■ Provided data:
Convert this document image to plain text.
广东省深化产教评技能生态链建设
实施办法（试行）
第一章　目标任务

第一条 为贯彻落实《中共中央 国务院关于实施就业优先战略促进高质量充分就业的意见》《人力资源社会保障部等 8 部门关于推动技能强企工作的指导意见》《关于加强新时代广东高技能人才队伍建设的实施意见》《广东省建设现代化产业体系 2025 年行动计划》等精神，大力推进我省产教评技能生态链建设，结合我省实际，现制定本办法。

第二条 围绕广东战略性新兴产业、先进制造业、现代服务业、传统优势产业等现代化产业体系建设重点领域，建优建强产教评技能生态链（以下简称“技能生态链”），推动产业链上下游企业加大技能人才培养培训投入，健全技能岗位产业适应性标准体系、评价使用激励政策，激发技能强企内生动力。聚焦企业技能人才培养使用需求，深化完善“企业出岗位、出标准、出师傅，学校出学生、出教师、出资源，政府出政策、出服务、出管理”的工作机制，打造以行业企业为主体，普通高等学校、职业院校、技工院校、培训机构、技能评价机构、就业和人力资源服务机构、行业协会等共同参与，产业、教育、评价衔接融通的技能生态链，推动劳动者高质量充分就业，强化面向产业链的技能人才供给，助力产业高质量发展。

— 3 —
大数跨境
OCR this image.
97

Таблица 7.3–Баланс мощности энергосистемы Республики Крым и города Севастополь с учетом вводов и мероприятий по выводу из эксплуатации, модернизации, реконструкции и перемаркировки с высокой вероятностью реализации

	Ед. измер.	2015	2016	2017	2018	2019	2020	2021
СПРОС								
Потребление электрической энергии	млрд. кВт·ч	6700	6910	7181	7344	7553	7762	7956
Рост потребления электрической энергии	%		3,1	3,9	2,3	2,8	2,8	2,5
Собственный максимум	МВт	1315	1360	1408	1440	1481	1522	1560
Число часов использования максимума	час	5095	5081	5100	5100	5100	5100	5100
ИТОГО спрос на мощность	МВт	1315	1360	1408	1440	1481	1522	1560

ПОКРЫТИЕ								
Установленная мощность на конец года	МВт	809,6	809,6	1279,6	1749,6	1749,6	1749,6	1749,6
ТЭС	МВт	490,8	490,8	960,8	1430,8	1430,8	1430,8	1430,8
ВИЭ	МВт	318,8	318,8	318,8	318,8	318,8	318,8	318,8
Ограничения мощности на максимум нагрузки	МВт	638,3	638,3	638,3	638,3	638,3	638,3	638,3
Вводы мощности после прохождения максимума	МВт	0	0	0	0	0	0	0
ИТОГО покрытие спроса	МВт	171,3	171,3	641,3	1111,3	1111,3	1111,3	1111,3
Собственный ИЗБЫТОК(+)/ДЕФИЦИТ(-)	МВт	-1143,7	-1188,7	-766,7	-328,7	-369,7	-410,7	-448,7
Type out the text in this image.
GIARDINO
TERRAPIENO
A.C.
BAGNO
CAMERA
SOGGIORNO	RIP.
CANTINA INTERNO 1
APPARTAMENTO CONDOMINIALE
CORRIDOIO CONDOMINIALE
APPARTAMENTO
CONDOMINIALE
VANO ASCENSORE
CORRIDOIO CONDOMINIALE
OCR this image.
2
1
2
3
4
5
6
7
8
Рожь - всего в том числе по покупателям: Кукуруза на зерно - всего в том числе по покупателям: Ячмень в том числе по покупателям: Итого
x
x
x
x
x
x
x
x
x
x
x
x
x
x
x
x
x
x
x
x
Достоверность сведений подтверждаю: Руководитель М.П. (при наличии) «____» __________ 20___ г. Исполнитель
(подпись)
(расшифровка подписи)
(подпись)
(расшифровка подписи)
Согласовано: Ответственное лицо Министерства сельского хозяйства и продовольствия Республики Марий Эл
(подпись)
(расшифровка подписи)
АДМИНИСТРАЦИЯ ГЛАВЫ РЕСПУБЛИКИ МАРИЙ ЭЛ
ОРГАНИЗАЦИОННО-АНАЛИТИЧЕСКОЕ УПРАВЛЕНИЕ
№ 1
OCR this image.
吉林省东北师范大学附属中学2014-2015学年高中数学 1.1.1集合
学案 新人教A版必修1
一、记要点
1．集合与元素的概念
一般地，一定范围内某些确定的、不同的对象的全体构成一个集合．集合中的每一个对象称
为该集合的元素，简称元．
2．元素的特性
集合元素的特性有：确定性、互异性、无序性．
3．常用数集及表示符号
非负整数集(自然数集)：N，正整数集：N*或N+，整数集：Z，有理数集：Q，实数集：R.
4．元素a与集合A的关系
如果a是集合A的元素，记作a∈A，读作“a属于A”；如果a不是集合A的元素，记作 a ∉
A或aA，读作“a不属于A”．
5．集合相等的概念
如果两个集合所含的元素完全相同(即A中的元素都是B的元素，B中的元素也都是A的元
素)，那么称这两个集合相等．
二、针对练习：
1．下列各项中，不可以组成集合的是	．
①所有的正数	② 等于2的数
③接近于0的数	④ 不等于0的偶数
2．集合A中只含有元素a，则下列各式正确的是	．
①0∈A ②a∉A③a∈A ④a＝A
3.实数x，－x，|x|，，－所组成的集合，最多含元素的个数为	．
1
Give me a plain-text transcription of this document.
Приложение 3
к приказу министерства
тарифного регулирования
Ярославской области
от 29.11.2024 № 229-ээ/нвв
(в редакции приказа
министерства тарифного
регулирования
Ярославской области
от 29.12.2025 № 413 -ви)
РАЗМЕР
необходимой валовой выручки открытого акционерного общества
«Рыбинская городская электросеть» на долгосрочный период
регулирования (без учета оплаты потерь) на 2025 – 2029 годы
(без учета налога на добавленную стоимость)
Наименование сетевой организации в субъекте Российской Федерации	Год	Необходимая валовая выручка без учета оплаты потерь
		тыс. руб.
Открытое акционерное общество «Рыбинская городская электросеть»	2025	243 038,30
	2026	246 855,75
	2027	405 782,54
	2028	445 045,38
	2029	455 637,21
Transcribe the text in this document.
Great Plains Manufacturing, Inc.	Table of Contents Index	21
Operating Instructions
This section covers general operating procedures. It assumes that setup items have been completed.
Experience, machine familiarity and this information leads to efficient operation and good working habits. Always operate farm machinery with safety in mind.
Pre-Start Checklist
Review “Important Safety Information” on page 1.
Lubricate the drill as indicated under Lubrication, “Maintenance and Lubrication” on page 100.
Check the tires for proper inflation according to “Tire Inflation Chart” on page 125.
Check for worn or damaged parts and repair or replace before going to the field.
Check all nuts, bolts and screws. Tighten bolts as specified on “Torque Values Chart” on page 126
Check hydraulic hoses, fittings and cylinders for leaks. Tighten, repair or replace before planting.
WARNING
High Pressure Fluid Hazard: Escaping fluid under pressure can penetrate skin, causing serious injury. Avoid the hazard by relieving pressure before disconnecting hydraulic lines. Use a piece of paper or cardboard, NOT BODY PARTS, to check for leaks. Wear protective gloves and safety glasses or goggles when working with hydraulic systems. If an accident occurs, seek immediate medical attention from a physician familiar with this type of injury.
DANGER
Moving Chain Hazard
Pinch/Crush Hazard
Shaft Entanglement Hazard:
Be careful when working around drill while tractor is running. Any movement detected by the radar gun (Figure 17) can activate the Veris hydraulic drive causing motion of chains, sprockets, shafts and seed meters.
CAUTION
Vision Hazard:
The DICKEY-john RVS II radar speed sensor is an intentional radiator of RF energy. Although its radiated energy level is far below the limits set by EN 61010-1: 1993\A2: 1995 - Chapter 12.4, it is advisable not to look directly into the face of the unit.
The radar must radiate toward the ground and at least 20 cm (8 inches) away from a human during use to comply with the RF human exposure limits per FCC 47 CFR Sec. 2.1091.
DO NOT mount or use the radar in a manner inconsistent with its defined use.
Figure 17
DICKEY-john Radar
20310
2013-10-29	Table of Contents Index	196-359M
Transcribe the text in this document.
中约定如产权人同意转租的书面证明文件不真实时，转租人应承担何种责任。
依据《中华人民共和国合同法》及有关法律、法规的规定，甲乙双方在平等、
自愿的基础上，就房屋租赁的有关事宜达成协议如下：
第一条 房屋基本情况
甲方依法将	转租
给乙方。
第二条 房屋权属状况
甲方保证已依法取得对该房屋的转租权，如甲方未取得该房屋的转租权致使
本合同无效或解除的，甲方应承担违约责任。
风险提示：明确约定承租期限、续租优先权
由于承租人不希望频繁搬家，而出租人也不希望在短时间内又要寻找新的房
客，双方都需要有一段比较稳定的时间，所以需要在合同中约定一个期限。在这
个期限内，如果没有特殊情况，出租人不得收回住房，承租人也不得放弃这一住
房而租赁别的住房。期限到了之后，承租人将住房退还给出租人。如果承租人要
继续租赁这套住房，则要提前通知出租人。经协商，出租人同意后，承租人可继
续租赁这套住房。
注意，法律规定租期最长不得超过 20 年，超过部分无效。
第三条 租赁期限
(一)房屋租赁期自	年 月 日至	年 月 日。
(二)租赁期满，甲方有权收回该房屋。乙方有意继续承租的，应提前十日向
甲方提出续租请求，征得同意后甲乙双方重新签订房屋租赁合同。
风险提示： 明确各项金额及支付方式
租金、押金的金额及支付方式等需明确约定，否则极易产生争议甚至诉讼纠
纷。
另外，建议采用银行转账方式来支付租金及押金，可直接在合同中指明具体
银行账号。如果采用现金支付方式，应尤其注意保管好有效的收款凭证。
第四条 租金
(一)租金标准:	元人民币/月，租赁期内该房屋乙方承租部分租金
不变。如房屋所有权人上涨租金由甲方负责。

■ Exercise: Copy every line in the records above that contains the word "электросеть".

■ Task result:
«Рыбинская городская электросеть» на долгосрочный период
Открытое акционерное общество «Рыбинская городская электросеть»	2025	243 038,30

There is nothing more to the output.